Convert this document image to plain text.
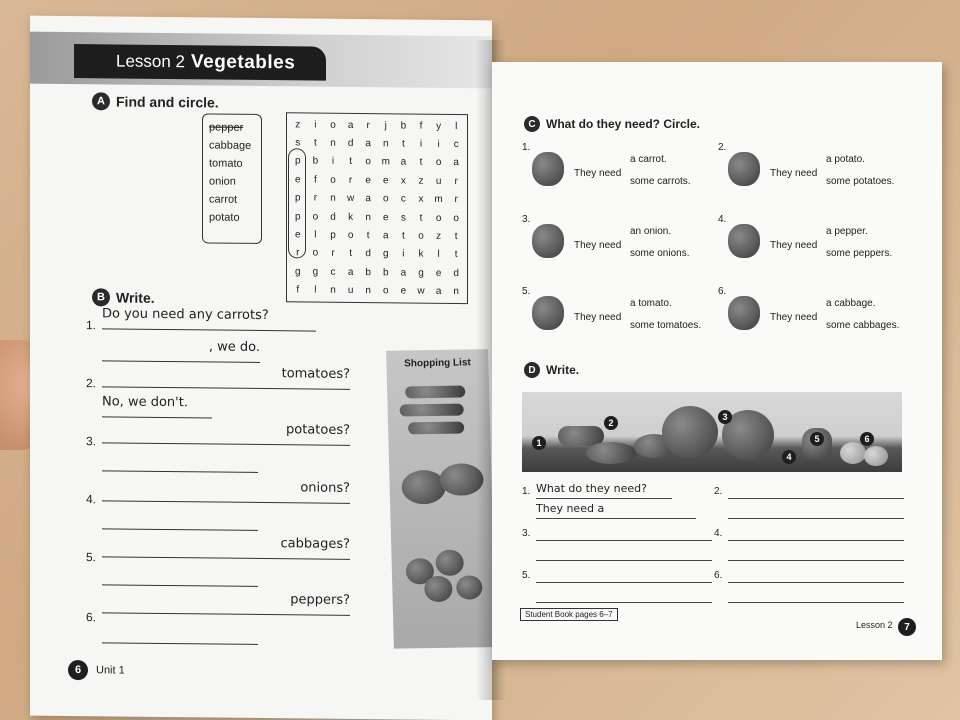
Lesson 2 Vegetables
A Find and circle.
pepper
cabbage
tomato
onion
carrot
potato
z	i	o	a	r	j	b	f	y	l
s	t	n	d	a	n	t	i	i	c
p	b	i	t	o	m	a	t	o	a
e	f	o	r	e	e	x	z	u	r
p	r	n	w	a	o	c	x	m	r
p	o	d	k	n	e	s	t	o	o
e	l	p	o	t	a	t	o	z	t
r	o	r	t	d	g	i	k	l	t
g	g	c	a	b	b	a	g	e	d
f	l	n	u	n	o	e	w	a	n
B Write.
1.
Do you need any carrots?
, we do.
2.
tomatoes?
No, we don't.
3.
potatoes?
4.
onions?
5.
cabbages?
6.
peppers?
Shopping List
6	Unit 1
C What do they need? Circle.
D Write.
1
2
3
4
5	6
Student Book pages 6–7
Lesson 2	7
1.
They need
a carrot.
some carrots.
2.
They need
a potato.
some potatoes.
3.
They need
an onion.
some onions.
4.
They need
a pepper.
some peppers.
5.
They need
a tomato.
some tomatoes.
6.
They need
a cabbage.
some cabbages.
1. What do they need?
They need a
2.
3.	4.
5.	6.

= = =

TASK DIRECTIONS » Omit the pictures and reproduce the listing exactly.

FINAL RESULT »
Convert this document image to plain text.
Lesson 2 Vegetables
A Find and circle.
pepper
cabbage
tomato
onion
carrot
potato
z	i	o	a	r	j	b	f	y	l
s	t	n	d	a	n	t	i	i	c
p	b	i	t	o	m	a	t	o	a
e	f	o	r	e	e	x	z	u	r
p	r	n	w	a	o	c	x	m	r
p	o	d	k	n	e	s	t	o	o
e	l	p	o	t	a	t	o	z	t
r	o	r	t	d	g	i	k	l	t
g	g	c	a	b	b	a	g	e	d
f	l	n	u	n	o	e	w	a	n
B Write.
1.
Do you need any carrots?
, we do.
2.
tomatoes?
No, we don't.
3.
potatoes?
4.
onions?
5.
cabbages?
6.
peppers?
Shopping List
6	Unit 1
C What do they need? Circle.
D Write.
1
2
3
4
5	6
Student Book pages 6–7
Lesson 2	7
1.
They need
a carrot.
some carrots.
2.
They need
a potato.
some potatoes.
3.
They need
an onion.
some onions.
4.
They need
a pepper.
some peppers.
5.
They need
a tomato.
some tomatoes.
6.
They need
a cabbage.
some cabbages.
1. What do they need?
They need a
2.
3.	4.
5.	6.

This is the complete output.